[Labeled box entries]
BEGIN

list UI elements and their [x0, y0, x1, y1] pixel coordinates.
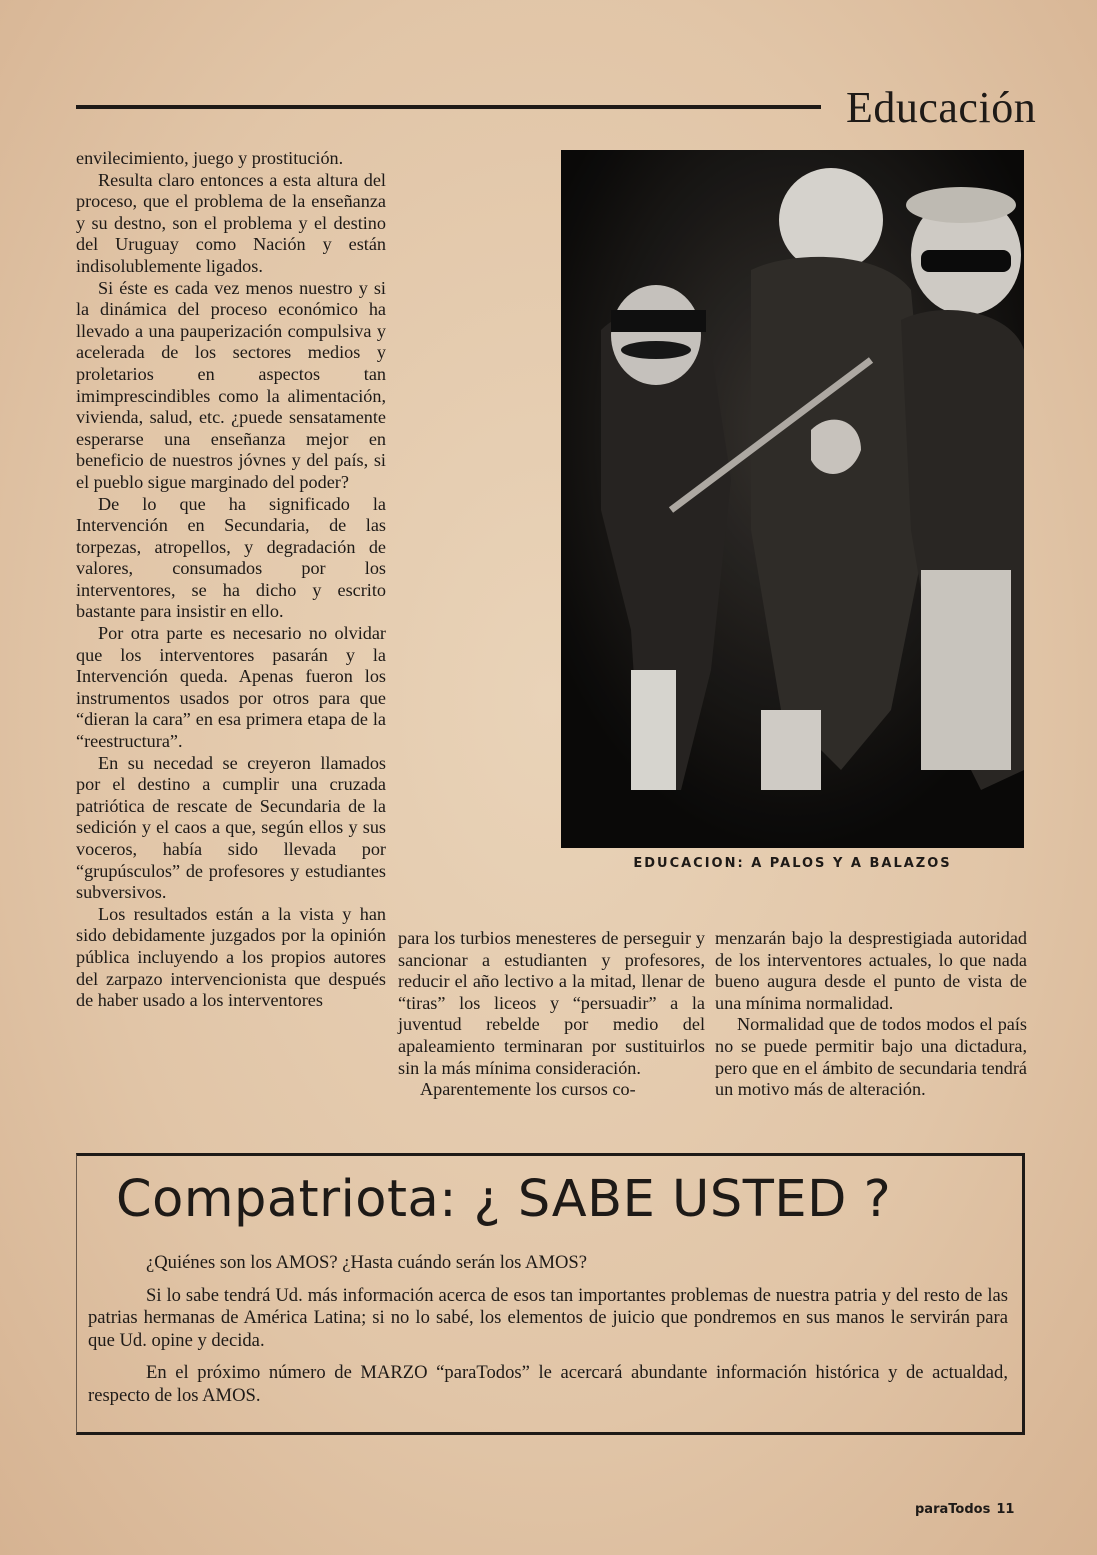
news-photo — [561, 150, 1024, 848]
paragraph: Normalidad que de todos modos el país no se puede permitir bajo una dictadura, pero que en el ámbito de secundaria tendrá un motivo más de alteración. — [715, 1014, 1027, 1100]
announcement-paragraph: Si lo sabe tendrá Ud. más información acerca de esos tan importantes problemas de nuestra patria y del resto de las patrias hermanas de América Latina; si no lo sabé, los elementos de juicio que pondremos en sus manos le servirán para que Ud. opine y decida. — [88, 1284, 1008, 1351]
page-number: 11 — [996, 1502, 1015, 1517]
paragraph: De lo que ha significado la Intervención en Secundaria, de las torpezas, atropellos, y degradación de valores, consumados por los interventores, se ha dicho y escrito bastante para insistir en ello. — [76, 493, 386, 622]
announcement-paragraph: En el próximo número de MARZO “paraTodos” le acercará abundante información histórica y de actualdad, respecto de los AMOS. — [88, 1362, 1008, 1406]
paragraph: Resulta claro entonces a esta altura del proceso, que el problema de la enseñanza y su destno, son el problema y el destino del Uruguay como Nación y están indisolublemente ligados. — [76, 169, 386, 276]
announcement-paragraph: ¿Quiénes son los AMOS? ¿Hasta cuándo serán los AMOS? — [146, 1252, 588, 1273]
section-title: Educación — [846, 83, 1037, 132]
article-column-1 — [76, 148, 386, 1012]
header-rule — [76, 105, 821, 109]
page-footer — [915, 1502, 1014, 1517]
paragraph: para los turbios menesteres de perseguir y sancionar a estudianten y profesores, reducir el año lectivo a la mitad, llenar de “tiras” los liceos y “persuadir” a la juventud rebelde por medio del apaleamiento terminaran por sustituirlos sin la más mínima consideración. — [398, 928, 705, 1078]
photo-caption: EDUCACION: A PALOS Y A BALAZOS — [633, 856, 952, 871]
article-column-2 — [398, 928, 705, 1101]
paragraph: envilecimiento, juego y prostitución. — [76, 148, 344, 168]
announcement-title: Compatriota: ¿ SABE USTED ? — [116, 1170, 892, 1229]
paragraph: Aparentemente los cursos co- — [420, 1079, 636, 1100]
paragraph: Si éste es cada vez menos nuestro y si la dinámica del proceso económico ha llevado a una pauperización compulsiva y acelerada de los sectores medios y proletarios en aspectos tan imimprescindibles como la alimentación, vivienda, salud, etc. ¿puede sensatamente esperarse una enseñanza mejor en beneficio de nuestros jóvnes y del país, si el pueblo sigue marginado del poder? — [76, 277, 386, 492]
paragraph: En su necedad se creyeron llamados por el destino a cumplir una cruzada patriótica de rescate de Secundaria de la sedición y el caos a que, según ellos y sus voceros, había sido llevada por “grupúsculos” de profesores y estudiantes subversivos. — [76, 752, 386, 903]
paragraph: Por otra parte es necesario no olvidar que los interventores pasarán y la Intervención queda. Apenas fueron los instrumentos usados por otros para que “dieran la cara” en esa primera etapa de la “reestructura”. — [76, 623, 386, 752]
publication-name: paraTodos — [915, 1502, 991, 1517]
paragraph: Los resultados están a la vista y han sido debidamente juzgados por la opinión pública incluyendo a los propios autores del zarpazo intervencionista que después de haber usado a los interventores — [76, 903, 386, 1011]
article-column-3 — [715, 928, 1027, 1101]
paragraph: menzarán bajo la desprestigiada autoridad de los interventores actuales, lo que nada bueno augura desde el punto de vista de una mínima normalidad. — [715, 928, 1027, 1013]
announcement-text — [88, 1252, 1008, 1417]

END

▶ **WORK TO DO**:
Reproduce the entries with every instance of "announcement-paragraph" switched to "notice-paragraph", keeping everything else unchanged and omitting the pictures.

▶ **THE RESPONSE**:
list UI elements and their [x0, y0, x1, y1] pixel coordinates.
news-photo — [561, 150, 1024, 848]
paragraph: Normalidad que de todos modos el país no se puede permitir bajo una dictadura, pero que en el ámbito de secundaria tendrá un motivo más de alteración. — [715, 1014, 1027, 1100]
notice-paragraph: Si lo sabe tendrá Ud. más información acerca de esos tan importantes problemas de nuestra patria y del resto de las patrias hermanas de América Latina; si no lo sabé, los elementos de juicio que pondremos en sus manos le servirán para que Ud. opine y decida. — [88, 1284, 1008, 1351]
page-number: 11 — [996, 1502, 1015, 1517]
paragraph: De lo que ha significado la Intervención en Secundaria, de las torpezas, atropellos, y degradación de valores, consumados por los interventores, se ha dicho y escrito bastante para insistir en ello. — [76, 493, 386, 622]
notice-paragraph: En el próximo número de MARZO “paraTodos” le acercará abundante información histórica y de actualdad, respecto de los AMOS. — [88, 1362, 1008, 1406]
paragraph: Resulta claro entonces a esta altura del proceso, que el problema de la enseñanza y su destno, son el problema y el destino del Uruguay como Nación y están indisolublemente ligados. — [76, 169, 386, 276]
notice-paragraph: ¿Quiénes son los AMOS? ¿Hasta cuándo serán los AMOS? — [146, 1252, 588, 1273]
section-title: Educación — [846, 83, 1037, 132]
article-column-1 — [76, 148, 386, 1012]
header-rule — [76, 105, 821, 109]
page-footer — [915, 1502, 1014, 1517]
paragraph: para los turbios menesteres de perseguir y sancionar a estudianten y profesores, reducir el año lectivo a la mitad, llenar de “tiras” los liceos y “persuadir” a la juventud rebelde por medio del apaleamiento terminaran por sustituirlos sin la más mínima consideración. — [398, 928, 705, 1078]
photo-caption: EDUCACION: A PALOS Y A BALAZOS — [633, 856, 952, 871]
article-column-2 — [398, 928, 705, 1101]
paragraph: envilecimiento, juego y prostitución. — [76, 148, 344, 168]
announcement-title: Compatriota: ¿ SABE USTED ? — [116, 1170, 892, 1229]
paragraph: Aparentemente los cursos co- — [420, 1079, 636, 1100]
paragraph: Si éste es cada vez menos nuestro y si la dinámica del proceso económico ha llevado a una pauperización compulsiva y acelerada de los sectores medios y proletarios en aspectos tan imimprescindibles como la alimentación, vivienda, salud, etc. ¿puede sensatamente esperarse una enseñanza mejor en beneficio de nuestros jóvnes y del país, si el pueblo sigue marginado del poder? — [76, 277, 386, 492]
paragraph: En su necedad se creyeron llamados por el destino a cumplir una cruzada patriótica de rescate de Secundaria de la sedición y el caos a que, según ellos y sus voceros, había sido llevada por “grupúsculos” de profesores y estudiantes subversivos. — [76, 752, 386, 903]
paragraph: Por otra parte es necesario no olvidar que los interventores pasarán y la Intervención queda. Apenas fueron los instrumentos usados por otros para que “dieran la cara” en esa primera etapa de la “reestructura”. — [76, 623, 386, 752]
publication-name: paraTodos — [915, 1502, 991, 1517]
paragraph: Los resultados están a la vista y han sido debidamente juzgados por la opinión pública incluyendo a los propios autores del zarpazo intervencionista que después de haber usado a los interventores — [76, 903, 386, 1011]
article-column-3 — [715, 928, 1027, 1101]
paragraph: menzarán bajo la desprestigiada autoridad de los interventores actuales, lo que nada bueno augura desde el punto de vista de una mínima normalidad. — [715, 928, 1027, 1013]
announcement-text — [88, 1252, 1008, 1417]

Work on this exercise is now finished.